» **TASK TO COMPLETE**:
Word for word, give the material below again, minus any images.

» **DATASET**:
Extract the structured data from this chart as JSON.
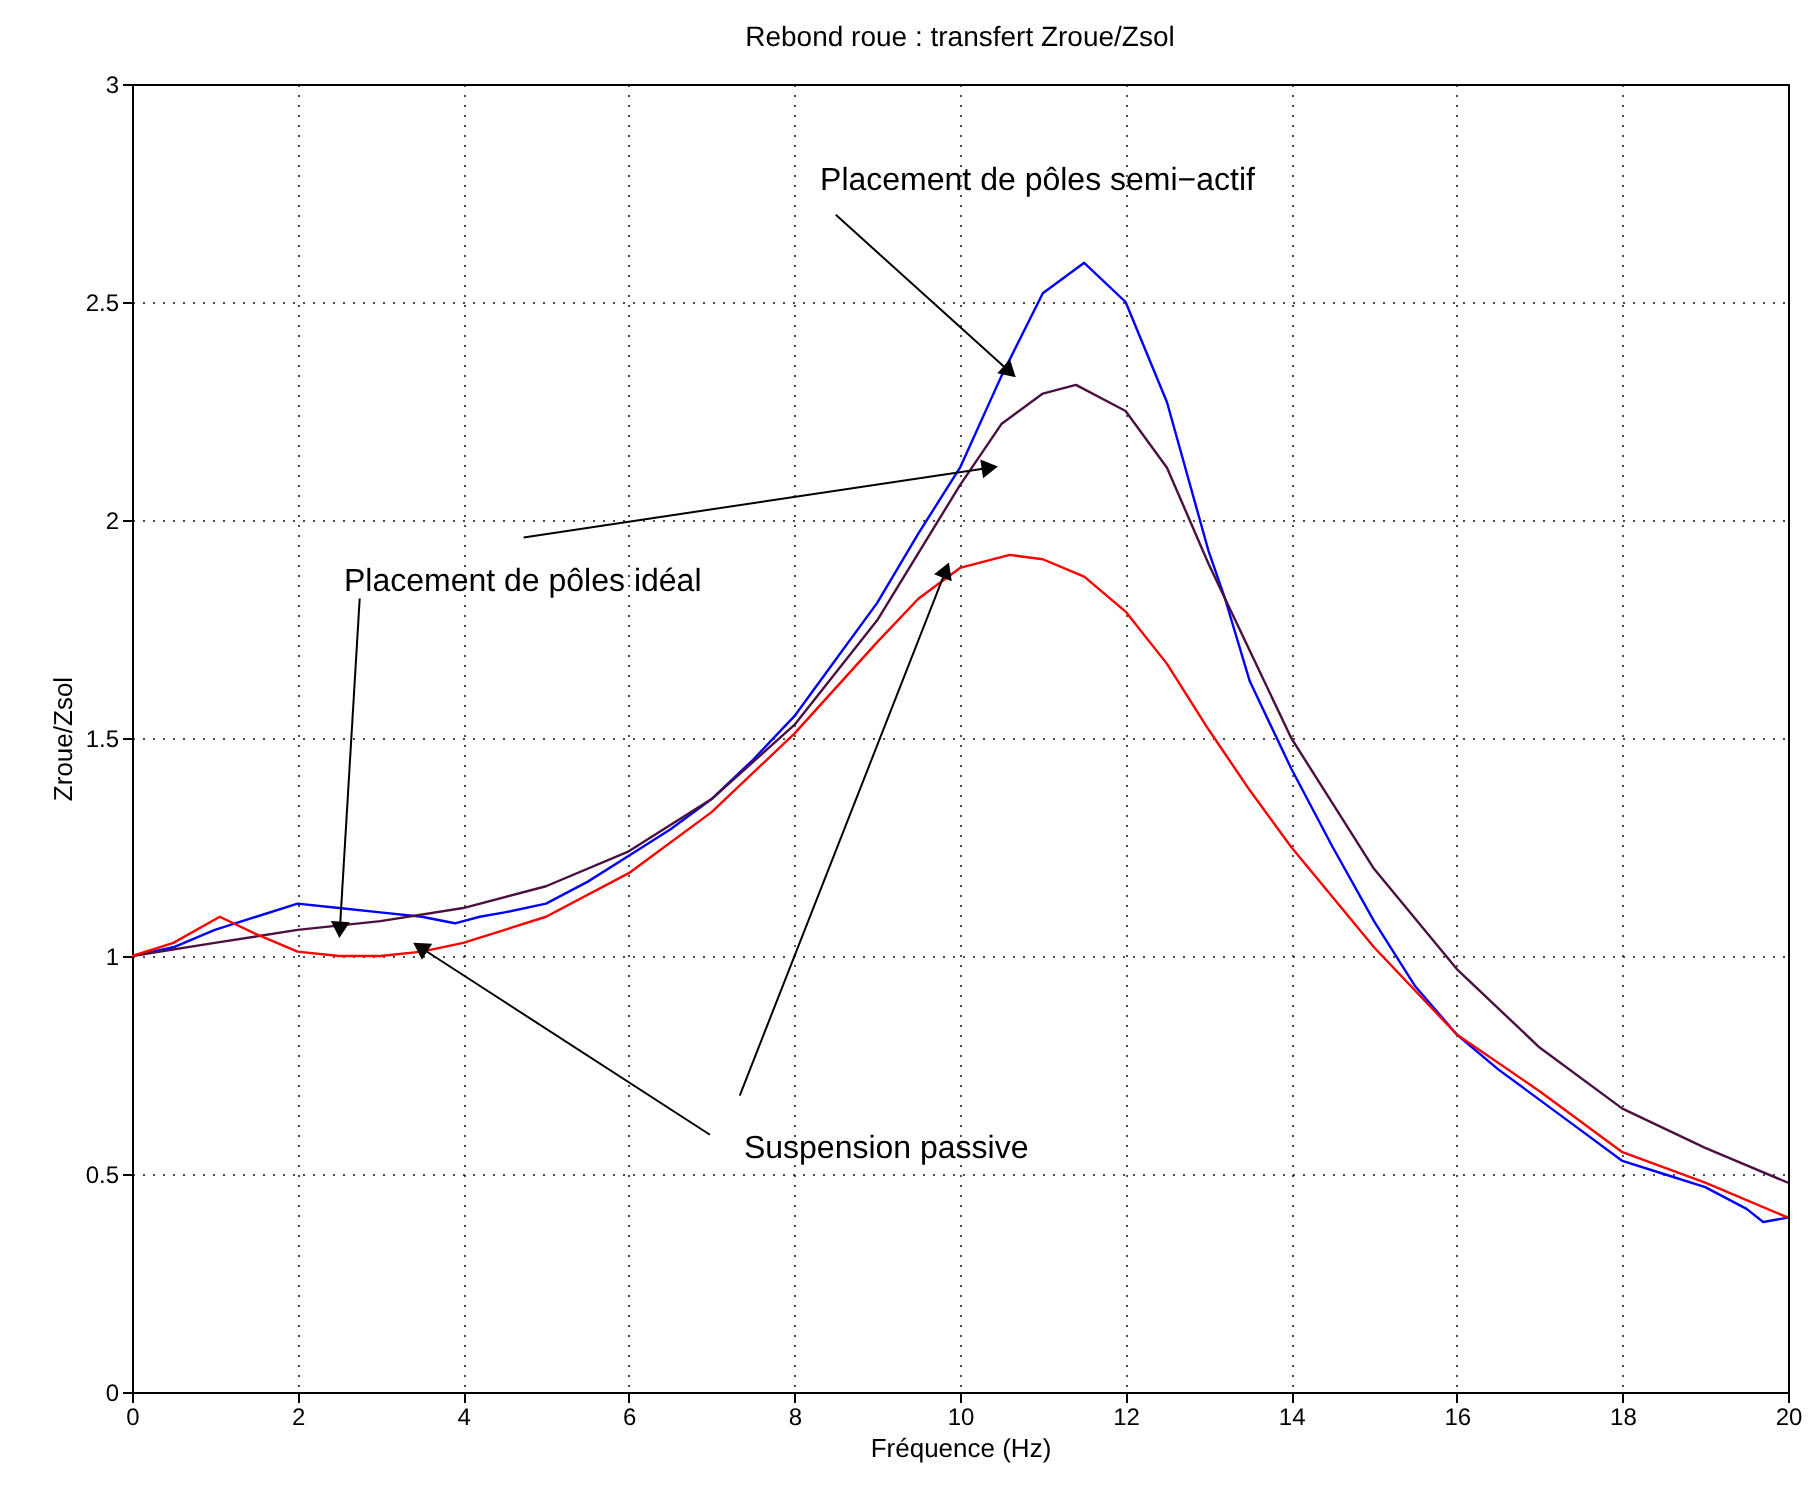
{
  "chart_data": {
    "type": "line",
    "title": "Rebond roue : transfert Zroue/Zsol",
    "xlabel": "Fréquence (Hz)",
    "ylabel": "Zroue/Zsol",
    "xlim": [
      0,
      20
    ],
    "xticks": [
      0,
      2,
      4,
      6,
      8,
      10,
      12,
      14,
      16,
      18,
      20
    ],
    "ylim": [
      0,
      3
    ],
    "yticks": [
      {
        "value": 0,
        "label": "0"
      },
      0.5,
      {
        "value": 1,
        "label": "1"
      },
      1.5,
      {
        "value": 2,
        "label": "2"
      },
      2.5,
      {
        "value": 3,
        "label": "3"
      }
    ],
    "grid": true,
    "line_style": "solid",
    "series": [
      {
        "color": "#0000ff",
        "x": [
          0,
          0.5,
          1,
          1.5,
          2,
          2.5,
          3,
          3.5,
          3.9,
          4.2,
          4.5,
          5,
          5.5,
          6,
          6.5,
          7,
          7.5,
          8,
          8.5,
          9,
          9.5,
          10,
          10.5,
          11,
          11.5,
          12,
          12.5,
          13,
          13.2,
          13.5,
          14,
          14.5,
          15,
          15.5,
          16,
          16.5,
          17,
          17.5,
          18,
          18.5,
          19,
          19.5,
          19.7,
          20
        ],
        "values": [
          1.0,
          1.02,
          1.06,
          1.09,
          1.12,
          1.11,
          1.1,
          1.09,
          1.075,
          1.09,
          1.1,
          1.12,
          1.17,
          1.23,
          1.29,
          1.36,
          1.45,
          1.55,
          1.68,
          1.81,
          1.97,
          2.12,
          2.33,
          2.52,
          2.59,
          2.5,
          2.27,
          1.93,
          1.82,
          1.63,
          1.43,
          1.25,
          1.08,
          0.93,
          0.82,
          0.74,
          0.67,
          0.6,
          0.53,
          0.5,
          0.47,
          0.42,
          0.39,
          0.4
        ]
      },
      {
        "color": "#4b1040",
        "x": [
          0,
          1,
          2,
          3,
          4,
          5,
          6,
          7,
          8,
          9,
          10,
          10.5,
          11,
          11.4,
          12,
          12.5,
          13,
          13.5,
          14,
          15,
          16,
          17,
          18,
          19,
          20
        ],
        "values": [
          1.0,
          1.03,
          1.06,
          1.08,
          1.11,
          1.16,
          1.24,
          1.36,
          1.53,
          1.77,
          2.08,
          2.22,
          2.29,
          2.31,
          2.25,
          2.12,
          1.9,
          1.7,
          1.5,
          1.2,
          0.97,
          0.79,
          0.65,
          0.56,
          0.48
        ]
      },
      {
        "color": "#ff0000",
        "x": [
          0,
          0.5,
          1.06,
          1.5,
          2,
          2.5,
          3,
          3.5,
          4,
          5,
          6,
          7,
          8,
          9,
          9.5,
          10,
          10.6,
          11,
          11.5,
          12,
          12.5,
          13,
          13.5,
          14,
          15,
          16,
          17,
          18,
          19,
          20
        ],
        "values": [
          1.0,
          1.03,
          1.09,
          1.05,
          1.01,
          1.0,
          1.0,
          1.01,
          1.03,
          1.09,
          1.19,
          1.33,
          1.51,
          1.72,
          1.82,
          1.89,
          1.92,
          1.91,
          1.87,
          1.79,
          1.67,
          1.52,
          1.38,
          1.25,
          1.02,
          0.82,
          0.69,
          0.55,
          0.48,
          0.4
        ]
      }
    ],
    "annotations": [
      {
        "text": "Placement de pôles semi−actif",
        "x": 10.6,
        "y": 2.34
      },
      {
        "text": "Placement de pôles idéal",
        "x": 2.51,
        "y": 1.06
      },
      {
        "text": "Suspension passive",
        "x": 3.48,
        "y": 1.02
      }
    ]
  }
}
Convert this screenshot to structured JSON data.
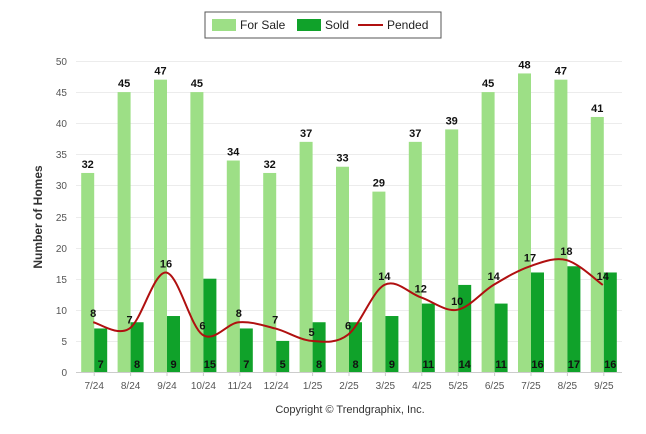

» **THE ANSWER**:
Extract the structured data from this chart as JSON.
{
  "chart_data": {
    "type": "line",
    "title": "Rebond roue : transfert Zroue/Zsol",
    "xlabel": "Fréquence (Hz)",
    "ylabel": "Zroue/Zsol",
    "xlim": [
      0,
      20
    ],
    "xticks": [
      0,
      2,
      4,
      6,
      8,
      10,
      12,
      14,
      16,
      18,
      20
    ],
    "ylim": [
      0,
      3
    ],
    "yticks": [
      {
        "value": 0,
        "label": "0"
      },
      0.5,
      {
        "value": 1,
        "label": "1"
      },
      1.5,
      {
        "value": 2,
        "label": "2"
      },
      2.5,
      {
        "value": 3,
        "label": "3"
      }
    ],
    "grid": true,
    "line_style": "solid",
    "series": [
      {
        "color": "#0000ff",
        "x": [
          0,
          0.5,
          1,
          1.5,
          2,
          2.5,
          3,
          3.5,
          3.9,
          4.2,
          4.5,
          5,
          5.5,
          6,
          6.5,
          7,
          7.5,
          8,
          8.5,
          9,
          9.5,
          10,
          10.5,
          11,
          11.5,
          12,
          12.5,
          13,
          13.2,
          13.5,
          14,
          14.5,
          15,
          15.5,
          16,
          16.5,
          17,
          17.5,
          18,
          18.5,
          19,
          19.5,
          19.7,
          20
        ],
        "values": [
          1.0,
          1.02,
          1.06,
          1.09,
          1.12,
          1.11,
          1.1,
          1.09,
          1.075,
          1.09,
          1.1,
          1.12,
          1.17,
          1.23,
          1.29,
          1.36,
          1.45,
          1.55,
          1.68,
          1.81,
          1.97,
          2.12,
          2.33,
          2.52,
          2.59,
          2.5,
          2.27,
          1.93,
          1.82,
          1.63,
          1.43,
          1.25,
          1.08,
          0.93,
          0.82,
          0.74,
          0.67,
          0.6,
          0.53,
          0.5,
          0.47,
          0.42,
          0.39,
          0.4
        ]
      },
      {
        "color": "#4b1040",
        "x": [
          0,
          1,
          2,
          3,
          4,
          5,
          6,
          7,
          8,
          9,
          10,
          10.5,
          11,
          11.4,
          12,
          12.5,
          13,
          13.5,
          14,
          15,
          16,
          17,
          18,
          19,
          20
        ],
        "values": [
          1.0,
          1.03,
          1.06,
          1.08,
          1.11,
          1.16,
          1.24,
          1.36,
          1.53,
          1.77,
          2.08,
          2.22,
          2.29,
          2.31,
          2.25,
          2.12,
          1.9,
          1.7,
          1.5,
          1.2,
          0.97,
          0.79,
          0.65,
          0.56,
          0.48
        ]
      },
      {
        "color": "#ff0000",
        "x": [
          0,
          0.5,
          1.06,
          1.5,
          2,
          2.5,
          3,
          3.5,
          4,
          5,
          6,
          7,
          8,
          9,
          9.5,
          10,
          10.6,
          11,
          11.5,
          12,
          12.5,
          13,
          13.5,
          14,
          15,
          16,
          17,
          18,
          19,
          20
        ],
        "values": [
          1.0,
          1.03,
          1.09,
          1.05,
          1.01,
          1.0,
          1.0,
          1.01,
          1.03,
          1.09,
          1.19,
          1.33,
          1.51,
          1.72,
          1.82,
          1.89,
          1.92,
          1.91,
          1.87,
          1.79,
          1.67,
          1.52,
          1.38,
          1.25,
          1.02,
          0.82,
          0.69,
          0.55,
          0.48,
          0.4
        ]
      }
    ],
    "annotations": [
      {
        "text": "Placement de pôles semi−actif",
        "x": 10.6,
        "y": 2.34
      },
      {
        "text": "Placement de pôles idéal",
        "x": 2.51,
        "y": 1.06
      },
      {
        "text": "Suspension passive",
        "x": 3.48,
        "y": 1.02
      }
    ]
  }
}
Convert this screenshot to structured JSON data.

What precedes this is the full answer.